* [TASK DIRECTIONS]: Retype every line of the data, keeping each word exactly.

* [Page content transcription data]:

####

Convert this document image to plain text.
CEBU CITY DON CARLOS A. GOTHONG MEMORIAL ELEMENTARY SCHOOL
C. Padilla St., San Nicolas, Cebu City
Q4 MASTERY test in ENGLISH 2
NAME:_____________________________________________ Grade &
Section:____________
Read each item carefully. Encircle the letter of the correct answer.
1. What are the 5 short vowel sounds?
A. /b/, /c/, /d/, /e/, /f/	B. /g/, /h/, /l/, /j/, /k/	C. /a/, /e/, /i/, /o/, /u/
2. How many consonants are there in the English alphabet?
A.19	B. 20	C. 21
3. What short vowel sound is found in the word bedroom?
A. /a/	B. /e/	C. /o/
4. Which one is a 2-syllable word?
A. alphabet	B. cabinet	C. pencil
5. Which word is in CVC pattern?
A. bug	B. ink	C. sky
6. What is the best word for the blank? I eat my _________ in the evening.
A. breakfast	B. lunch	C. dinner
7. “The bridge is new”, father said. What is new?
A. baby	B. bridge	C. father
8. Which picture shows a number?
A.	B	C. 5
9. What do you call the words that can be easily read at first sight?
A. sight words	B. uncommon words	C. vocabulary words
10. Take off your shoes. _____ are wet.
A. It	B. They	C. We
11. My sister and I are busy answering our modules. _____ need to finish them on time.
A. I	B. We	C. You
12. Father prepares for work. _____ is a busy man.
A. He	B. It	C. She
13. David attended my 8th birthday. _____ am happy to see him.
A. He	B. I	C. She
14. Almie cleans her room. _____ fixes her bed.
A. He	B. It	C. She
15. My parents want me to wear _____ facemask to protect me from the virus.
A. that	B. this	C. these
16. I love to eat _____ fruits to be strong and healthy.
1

####

* [RESULT BELOW]:
Convert this document image to plain text.
CEBU CITY DON CARLOS A. GOTHONG MEMORIAL ELEMENTARY SCHOOL
C. Padilla St., San Nicolas, Cebu City
Q4 MASTERY test in ENGLISH 2
NAME:_____________________________________________ Grade &
Section:____________
Read each item carefully. Encircle the letter of the correct answer.
1. What are the 5 short vowel sounds?
A. /b/, /c/, /d/, /e/, /f/	B. /g/, /h/, /l/, /j/, /k/	C. /a/, /e/, /i/, /o/, /u/
2. How many consonants are there in the English alphabet?
A.19	B. 20	C. 21
3. What short vowel sound is found in the word bedroom?
A. /a/	B. /e/	C. /o/
4. Which one is a 2-syllable word?
A. alphabet	B. cabinet	C. pencil
5. Which word is in CVC pattern?
A. bug	B. ink	C. sky
6. What is the best word for the blank? I eat my _________ in the evening.
A. breakfast	B. lunch	C. dinner
7. “The bridge is new”, father said. What is new?
A. baby	B. bridge	C. father
8. Which picture shows a number?
A.	B	C. 5
9. What do you call the words that can be easily read at first sight?
A. sight words	B. uncommon words	C. vocabulary words
10. Take off your shoes. _____ are wet.
A. It	B. They	C. We
11. My sister and I are busy answering our modules. _____ need to finish them on time.
A. I	B. We	C. You
12. Father prepares for work. _____ is a busy man.
A. He	B. It	C. She
13. David attended my 8th birthday. _____ am happy to see him.
A. He	B. I	C. She
14. Almie cleans her room. _____ fixes her bed.
A. He	B. It	C. She
15. My parents want me to wear _____ facemask to protect me from the virus.
A. that	B. this	C. these
16. I love to eat _____ fruits to be strong and healthy.
1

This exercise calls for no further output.